[Dataset items]
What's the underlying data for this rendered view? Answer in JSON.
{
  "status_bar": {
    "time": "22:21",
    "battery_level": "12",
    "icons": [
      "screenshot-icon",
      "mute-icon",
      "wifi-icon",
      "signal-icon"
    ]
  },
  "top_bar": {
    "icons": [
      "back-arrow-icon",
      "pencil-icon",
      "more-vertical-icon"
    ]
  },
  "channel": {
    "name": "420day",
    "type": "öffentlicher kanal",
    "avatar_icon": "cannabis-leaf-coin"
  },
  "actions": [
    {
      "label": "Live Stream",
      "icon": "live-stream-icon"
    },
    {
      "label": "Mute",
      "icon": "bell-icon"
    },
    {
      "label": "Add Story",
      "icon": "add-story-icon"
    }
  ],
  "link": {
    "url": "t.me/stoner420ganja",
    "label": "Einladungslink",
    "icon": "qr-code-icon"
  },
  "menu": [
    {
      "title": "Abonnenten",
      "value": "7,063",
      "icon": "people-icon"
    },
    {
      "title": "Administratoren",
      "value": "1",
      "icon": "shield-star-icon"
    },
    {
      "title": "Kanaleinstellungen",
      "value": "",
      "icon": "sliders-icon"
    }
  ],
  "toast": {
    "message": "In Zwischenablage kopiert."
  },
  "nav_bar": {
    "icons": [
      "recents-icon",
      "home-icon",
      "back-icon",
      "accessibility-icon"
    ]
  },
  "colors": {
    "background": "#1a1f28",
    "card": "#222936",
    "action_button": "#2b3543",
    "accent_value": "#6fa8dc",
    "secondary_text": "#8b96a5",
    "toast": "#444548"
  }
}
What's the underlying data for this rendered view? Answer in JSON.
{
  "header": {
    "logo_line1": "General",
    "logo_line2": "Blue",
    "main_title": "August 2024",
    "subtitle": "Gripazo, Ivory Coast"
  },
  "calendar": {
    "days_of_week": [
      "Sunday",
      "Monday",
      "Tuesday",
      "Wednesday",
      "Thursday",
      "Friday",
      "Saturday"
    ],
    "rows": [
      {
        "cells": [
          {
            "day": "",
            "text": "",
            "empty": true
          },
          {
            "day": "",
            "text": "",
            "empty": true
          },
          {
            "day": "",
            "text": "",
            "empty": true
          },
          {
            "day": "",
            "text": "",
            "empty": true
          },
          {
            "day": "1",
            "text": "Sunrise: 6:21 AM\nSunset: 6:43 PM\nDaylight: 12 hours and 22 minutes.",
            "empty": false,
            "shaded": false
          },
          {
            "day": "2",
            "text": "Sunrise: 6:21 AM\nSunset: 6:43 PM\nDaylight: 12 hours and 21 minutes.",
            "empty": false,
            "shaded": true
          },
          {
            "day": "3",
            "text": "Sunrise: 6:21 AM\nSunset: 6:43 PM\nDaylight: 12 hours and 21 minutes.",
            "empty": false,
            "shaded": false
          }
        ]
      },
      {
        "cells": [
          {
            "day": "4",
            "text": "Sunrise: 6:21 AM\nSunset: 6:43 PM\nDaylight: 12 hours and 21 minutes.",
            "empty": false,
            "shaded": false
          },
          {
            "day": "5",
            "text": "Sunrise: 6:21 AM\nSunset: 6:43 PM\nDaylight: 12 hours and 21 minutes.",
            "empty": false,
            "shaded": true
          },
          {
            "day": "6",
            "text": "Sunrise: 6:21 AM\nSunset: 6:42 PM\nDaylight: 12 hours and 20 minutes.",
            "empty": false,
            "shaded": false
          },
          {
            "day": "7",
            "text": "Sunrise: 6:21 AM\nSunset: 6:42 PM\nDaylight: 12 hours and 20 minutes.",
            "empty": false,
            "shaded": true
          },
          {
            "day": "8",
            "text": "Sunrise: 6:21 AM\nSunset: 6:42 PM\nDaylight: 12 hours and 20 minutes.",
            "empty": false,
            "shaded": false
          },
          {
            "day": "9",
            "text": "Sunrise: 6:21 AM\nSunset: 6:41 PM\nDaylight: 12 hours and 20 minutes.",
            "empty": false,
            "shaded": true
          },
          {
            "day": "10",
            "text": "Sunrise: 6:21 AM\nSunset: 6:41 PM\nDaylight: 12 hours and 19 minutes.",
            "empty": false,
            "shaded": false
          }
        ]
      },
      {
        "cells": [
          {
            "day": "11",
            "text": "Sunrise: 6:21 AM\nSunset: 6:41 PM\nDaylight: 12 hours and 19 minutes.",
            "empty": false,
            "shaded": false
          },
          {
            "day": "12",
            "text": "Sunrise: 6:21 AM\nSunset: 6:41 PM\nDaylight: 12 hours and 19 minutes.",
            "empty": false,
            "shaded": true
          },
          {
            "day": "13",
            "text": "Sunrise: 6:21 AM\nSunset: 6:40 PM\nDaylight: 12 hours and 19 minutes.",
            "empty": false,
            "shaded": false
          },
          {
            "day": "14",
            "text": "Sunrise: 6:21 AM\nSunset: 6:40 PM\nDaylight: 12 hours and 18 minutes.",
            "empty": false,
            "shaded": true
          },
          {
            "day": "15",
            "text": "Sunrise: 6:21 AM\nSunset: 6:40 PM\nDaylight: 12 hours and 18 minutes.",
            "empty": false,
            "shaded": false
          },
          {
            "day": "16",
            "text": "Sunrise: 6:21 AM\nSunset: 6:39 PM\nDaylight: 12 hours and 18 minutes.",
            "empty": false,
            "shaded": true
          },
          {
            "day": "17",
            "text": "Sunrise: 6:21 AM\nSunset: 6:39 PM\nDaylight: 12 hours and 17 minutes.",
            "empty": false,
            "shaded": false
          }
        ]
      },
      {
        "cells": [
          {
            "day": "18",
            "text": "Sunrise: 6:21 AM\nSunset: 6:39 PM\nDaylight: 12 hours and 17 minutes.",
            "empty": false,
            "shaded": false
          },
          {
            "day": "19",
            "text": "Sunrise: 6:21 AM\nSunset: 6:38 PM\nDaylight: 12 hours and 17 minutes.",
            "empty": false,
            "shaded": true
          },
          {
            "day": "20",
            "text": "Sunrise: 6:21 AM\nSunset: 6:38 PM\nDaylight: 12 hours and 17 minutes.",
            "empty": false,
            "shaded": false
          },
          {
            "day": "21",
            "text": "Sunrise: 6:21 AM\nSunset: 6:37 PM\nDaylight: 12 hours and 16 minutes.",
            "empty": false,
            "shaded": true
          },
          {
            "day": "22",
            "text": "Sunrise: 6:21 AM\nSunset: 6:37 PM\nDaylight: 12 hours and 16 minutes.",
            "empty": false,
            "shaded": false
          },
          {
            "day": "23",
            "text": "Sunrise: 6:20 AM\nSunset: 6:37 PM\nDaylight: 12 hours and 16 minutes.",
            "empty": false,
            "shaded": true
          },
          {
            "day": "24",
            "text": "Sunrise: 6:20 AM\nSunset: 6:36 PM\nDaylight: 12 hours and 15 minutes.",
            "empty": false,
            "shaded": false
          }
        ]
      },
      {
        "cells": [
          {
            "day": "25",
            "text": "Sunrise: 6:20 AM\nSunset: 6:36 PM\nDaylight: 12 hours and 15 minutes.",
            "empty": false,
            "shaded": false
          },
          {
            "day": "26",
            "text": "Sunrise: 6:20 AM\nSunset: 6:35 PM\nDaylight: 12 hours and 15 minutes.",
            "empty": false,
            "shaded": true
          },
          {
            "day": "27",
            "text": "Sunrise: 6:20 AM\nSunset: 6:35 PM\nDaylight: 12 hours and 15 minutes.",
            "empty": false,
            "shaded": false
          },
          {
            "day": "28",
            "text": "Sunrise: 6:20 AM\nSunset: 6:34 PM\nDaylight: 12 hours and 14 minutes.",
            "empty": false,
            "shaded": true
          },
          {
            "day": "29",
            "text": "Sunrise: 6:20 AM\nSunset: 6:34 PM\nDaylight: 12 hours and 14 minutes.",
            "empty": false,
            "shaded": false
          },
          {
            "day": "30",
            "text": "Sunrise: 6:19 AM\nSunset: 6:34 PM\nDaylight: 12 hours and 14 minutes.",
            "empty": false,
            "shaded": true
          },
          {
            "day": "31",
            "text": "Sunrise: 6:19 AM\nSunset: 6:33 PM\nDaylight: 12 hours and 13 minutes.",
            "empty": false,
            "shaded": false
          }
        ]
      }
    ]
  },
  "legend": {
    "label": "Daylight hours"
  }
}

AIM: Using the listing above, pull out all lines that hold the word "label".

REPLY:
      "label": "Live Stream",
      "label": "Mute",
      "label": "Add Story",
    "label": "Einladungslink",
    "label": "Daylight hours"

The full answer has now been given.